=== OBJECTIVE ===
Output every entry exactly, from the first line to the last.

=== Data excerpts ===
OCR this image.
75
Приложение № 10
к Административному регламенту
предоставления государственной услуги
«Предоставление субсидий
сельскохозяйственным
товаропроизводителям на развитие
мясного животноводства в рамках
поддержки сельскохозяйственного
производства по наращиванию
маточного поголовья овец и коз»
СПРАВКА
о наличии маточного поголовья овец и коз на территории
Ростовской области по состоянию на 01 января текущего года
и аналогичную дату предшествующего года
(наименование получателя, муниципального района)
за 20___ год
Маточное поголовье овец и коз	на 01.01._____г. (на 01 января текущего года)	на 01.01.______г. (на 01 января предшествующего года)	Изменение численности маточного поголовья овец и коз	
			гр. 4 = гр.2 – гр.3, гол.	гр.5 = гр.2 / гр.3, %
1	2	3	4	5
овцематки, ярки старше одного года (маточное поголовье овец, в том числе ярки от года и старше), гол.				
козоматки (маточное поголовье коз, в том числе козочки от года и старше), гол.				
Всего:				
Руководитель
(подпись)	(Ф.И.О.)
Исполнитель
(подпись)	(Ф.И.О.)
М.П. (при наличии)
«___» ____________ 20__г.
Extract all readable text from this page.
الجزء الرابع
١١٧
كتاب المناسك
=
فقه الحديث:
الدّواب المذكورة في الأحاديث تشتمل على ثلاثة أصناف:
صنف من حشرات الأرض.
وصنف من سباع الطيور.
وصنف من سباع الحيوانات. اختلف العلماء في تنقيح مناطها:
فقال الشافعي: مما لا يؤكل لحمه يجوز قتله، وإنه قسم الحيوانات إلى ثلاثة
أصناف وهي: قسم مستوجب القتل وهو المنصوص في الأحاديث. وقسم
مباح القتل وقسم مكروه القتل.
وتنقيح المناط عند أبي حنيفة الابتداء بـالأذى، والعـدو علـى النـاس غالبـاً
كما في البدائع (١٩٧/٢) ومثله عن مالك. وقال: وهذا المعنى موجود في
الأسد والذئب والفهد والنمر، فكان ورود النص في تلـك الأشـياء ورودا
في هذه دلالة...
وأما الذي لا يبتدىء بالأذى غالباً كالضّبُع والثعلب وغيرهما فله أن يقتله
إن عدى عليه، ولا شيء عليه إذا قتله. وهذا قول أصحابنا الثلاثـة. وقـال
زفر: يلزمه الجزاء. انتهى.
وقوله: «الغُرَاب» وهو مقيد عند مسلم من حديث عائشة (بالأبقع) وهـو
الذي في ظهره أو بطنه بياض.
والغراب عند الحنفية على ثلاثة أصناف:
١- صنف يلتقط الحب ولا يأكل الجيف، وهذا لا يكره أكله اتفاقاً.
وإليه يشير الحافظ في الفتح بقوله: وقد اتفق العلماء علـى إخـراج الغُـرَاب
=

=== TASK SOLUTION ===
OCR this image.
75
Приложение № 10
к Административному регламенту
предоставления государственной услуги
«Предоставление субсидий
сельскохозяйственным
товаропроизводителям на развитие
мясного животноводства в рамках
поддержки сельскохозяйственного
производства по наращиванию
маточного поголовья овец и коз»
СПРАВКА
о наличии маточного поголовья овец и коз на территории
Ростовской области по состоянию на 01 января текущего года
и аналогичную дату предшествующего года
(наименование получателя, муниципального района)
за 20___ год
Маточное поголовье овец и коз	на 01.01._____г. (на 01 января текущего года)	на 01.01.______г. (на 01 января предшествующего года)	Изменение численности маточного поголовья овец и коз	
			гр. 4 = гр.2 – гр.3, гол.	гр.5 = гр.2 / гр.3, %
1	2	3	4	5
овцематки, ярки старше одного года (маточное поголовье овец, в том числе ярки от года и старше), гол.				
козоматки (маточное поголовье коз, в том числе козочки от года и старше), гол.				
Всего:				
Руководитель
(подпись)	(Ф.И.О.)
Исполнитель
(подпись)	(Ф.И.О.)
М.П. (при наличии)
«___» ____________ 20__г.
Extract all readable text from this page.
الجزء الرابع
١١٧
كتاب المناسك
=
فقه الحديث:
الدّواب المذكورة في الأحاديث تشتمل على ثلاثة أصناف:
صنف من حشرات الأرض.
وصنف من سباع الطيور.
وصنف من سباع الحيوانات. اختلف العلماء في تنقيح مناطها:
فقال الشافعي: مما لا يؤكل لحمه يجوز قتله، وإنه قسم الحيوانات إلى ثلاثة
أصناف وهي: قسم مستوجب القتل وهو المنصوص في الأحاديث. وقسم
مباح القتل وقسم مكروه القتل.
وتنقيح المناط عند أبي حنيفة الابتداء بـالأذى، والعـدو علـى النـاس غالبـاً
كما في البدائع (١٩٧/٢) ومثله عن مالك. وقال: وهذا المعنى موجود في
الأسد والذئب والفهد والنمر، فكان ورود النص في تلـك الأشـياء ورودا
في هذه دلالة...
وأما الذي لا يبتدىء بالأذى غالباً كالضّبُع والثعلب وغيرهما فله أن يقتله
إن عدى عليه، ولا شيء عليه إذا قتله. وهذا قول أصحابنا الثلاثـة. وقـال
زفر: يلزمه الجزاء. انتهى.
وقوله: «الغُرَاب» وهو مقيد عند مسلم من حديث عائشة (بالأبقع) وهـو
الذي في ظهره أو بطنه بياض.
والغراب عند الحنفية على ثلاثة أصناف:
١- صنف يلتقط الحب ولا يأكل الجيف، وهذا لا يكره أكله اتفاقاً.
وإليه يشير الحافظ في الفتح بقوله: وقد اتفق العلماء علـى إخـراج الغُـرَاب
=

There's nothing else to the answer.